— EXERCISE INSTRUCTIONS —
Every line must be returned precisely as it is written.

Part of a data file
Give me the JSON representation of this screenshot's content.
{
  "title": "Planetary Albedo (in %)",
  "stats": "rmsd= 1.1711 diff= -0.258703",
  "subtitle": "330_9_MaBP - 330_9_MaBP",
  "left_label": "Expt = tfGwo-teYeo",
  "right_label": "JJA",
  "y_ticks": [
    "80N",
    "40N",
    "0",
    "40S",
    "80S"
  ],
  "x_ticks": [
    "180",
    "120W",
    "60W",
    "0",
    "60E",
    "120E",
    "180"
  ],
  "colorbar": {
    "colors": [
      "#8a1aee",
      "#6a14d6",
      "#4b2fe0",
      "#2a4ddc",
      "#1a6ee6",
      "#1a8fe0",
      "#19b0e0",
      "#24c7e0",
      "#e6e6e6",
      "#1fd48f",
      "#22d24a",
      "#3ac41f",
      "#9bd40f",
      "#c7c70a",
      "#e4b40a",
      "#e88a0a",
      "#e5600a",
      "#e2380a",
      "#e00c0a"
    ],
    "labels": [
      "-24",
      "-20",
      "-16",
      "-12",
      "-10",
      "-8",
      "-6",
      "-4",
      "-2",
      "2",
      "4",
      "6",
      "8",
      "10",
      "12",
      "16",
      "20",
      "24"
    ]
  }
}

— OUTPUT BELOW —
Give me the JSON representation of this screenshot's content.
{
  "title": "Planetary Albedo (in %)",
  "stats": "rmsd= 1.1711 diff= -0.258703",
  "subtitle": "330_9_MaBP - 330_9_MaBP",
  "left_label": "Expt = tfGwo-teYeo",
  "right_label": "JJA",
  "y_ticks": [
    "80N",
    "40N",
    "0",
    "40S",
    "80S"
  ],
  "x_ticks": [
    "180",
    "120W",
    "60W",
    "0",
    "60E",
    "120E",
    "180"
  ],
  "colorbar": {
    "colors": [
      "#8a1aee",
      "#6a14d6",
      "#4b2fe0",
      "#2a4ddc",
      "#1a6ee6",
      "#1a8fe0",
      "#19b0e0",
      "#24c7e0",
      "#e6e6e6",
      "#1fd48f",
      "#22d24a",
      "#3ac41f",
      "#9bd40f",
      "#c7c70a",
      "#e4b40a",
      "#e88a0a",
      "#e5600a",
      "#e2380a",
      "#e00c0a"
    ],
    "labels": [
      "-24",
      "-20",
      "-16",
      "-12",
      "-10",
      "-8",
      "-6",
      "-4",
      "-2",
      "2",
      "4",
      "6",
      "8",
      "10",
      "12",
      "16",
      "20",
      "24"
    ]
  }
}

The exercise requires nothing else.